**What is needed**.
Where a line of the material contains the string "должен", copy that line.

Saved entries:

-- begin --

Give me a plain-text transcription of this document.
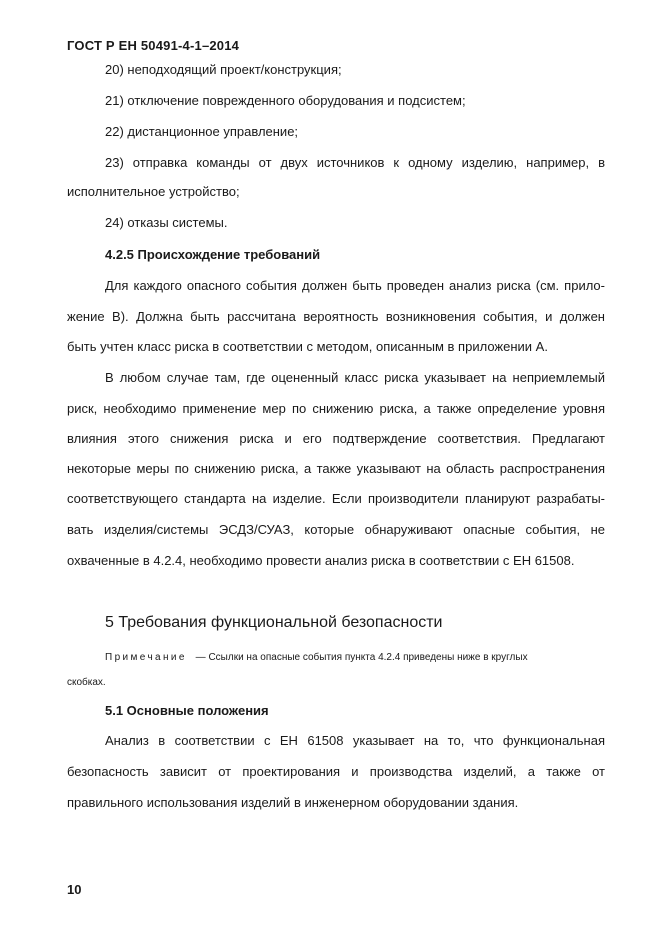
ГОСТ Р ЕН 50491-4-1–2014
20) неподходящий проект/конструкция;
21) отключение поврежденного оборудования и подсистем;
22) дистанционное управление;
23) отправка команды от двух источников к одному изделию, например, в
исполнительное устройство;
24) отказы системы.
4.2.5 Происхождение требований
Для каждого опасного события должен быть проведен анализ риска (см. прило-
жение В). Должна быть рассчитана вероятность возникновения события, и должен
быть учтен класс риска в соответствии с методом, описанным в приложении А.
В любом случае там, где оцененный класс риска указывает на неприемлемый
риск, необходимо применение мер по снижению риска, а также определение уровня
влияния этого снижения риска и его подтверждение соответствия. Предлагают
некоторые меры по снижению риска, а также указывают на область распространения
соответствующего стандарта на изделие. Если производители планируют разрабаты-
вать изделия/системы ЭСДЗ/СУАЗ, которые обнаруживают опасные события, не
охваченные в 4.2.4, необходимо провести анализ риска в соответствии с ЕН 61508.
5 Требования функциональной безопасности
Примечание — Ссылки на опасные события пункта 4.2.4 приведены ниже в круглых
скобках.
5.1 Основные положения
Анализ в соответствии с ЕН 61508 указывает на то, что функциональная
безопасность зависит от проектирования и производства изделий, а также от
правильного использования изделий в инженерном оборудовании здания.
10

-- end --
-- begin --

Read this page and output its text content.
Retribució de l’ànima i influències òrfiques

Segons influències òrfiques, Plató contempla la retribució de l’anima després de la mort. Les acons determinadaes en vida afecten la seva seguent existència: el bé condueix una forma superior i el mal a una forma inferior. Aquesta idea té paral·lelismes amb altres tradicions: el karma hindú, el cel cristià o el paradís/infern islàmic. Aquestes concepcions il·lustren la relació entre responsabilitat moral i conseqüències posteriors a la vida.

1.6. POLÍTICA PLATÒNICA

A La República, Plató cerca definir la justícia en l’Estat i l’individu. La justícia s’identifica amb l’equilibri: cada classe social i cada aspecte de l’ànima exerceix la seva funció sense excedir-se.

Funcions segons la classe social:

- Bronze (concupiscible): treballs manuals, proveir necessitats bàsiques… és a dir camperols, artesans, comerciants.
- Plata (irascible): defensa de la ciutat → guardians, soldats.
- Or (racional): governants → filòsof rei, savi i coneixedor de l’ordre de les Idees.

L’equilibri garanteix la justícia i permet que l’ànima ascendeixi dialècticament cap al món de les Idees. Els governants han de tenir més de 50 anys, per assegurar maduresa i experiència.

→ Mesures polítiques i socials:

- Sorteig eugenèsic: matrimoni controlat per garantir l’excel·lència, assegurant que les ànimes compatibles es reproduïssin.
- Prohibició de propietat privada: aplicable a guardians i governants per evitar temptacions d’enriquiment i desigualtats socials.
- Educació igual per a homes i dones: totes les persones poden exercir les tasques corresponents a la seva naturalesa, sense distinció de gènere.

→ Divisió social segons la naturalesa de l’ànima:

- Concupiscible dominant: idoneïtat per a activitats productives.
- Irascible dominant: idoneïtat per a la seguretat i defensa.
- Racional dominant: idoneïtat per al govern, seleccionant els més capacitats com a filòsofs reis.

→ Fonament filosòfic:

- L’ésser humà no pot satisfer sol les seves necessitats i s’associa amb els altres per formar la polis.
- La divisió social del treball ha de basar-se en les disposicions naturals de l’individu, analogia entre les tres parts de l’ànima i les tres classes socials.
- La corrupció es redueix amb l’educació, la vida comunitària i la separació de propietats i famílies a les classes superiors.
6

-- end --

**Finished task**.
Для каждого опасного события должен быть проведен анализ риска (см. прило-
жение В). Должна быть рассчитана вероятность возникновения события, и должен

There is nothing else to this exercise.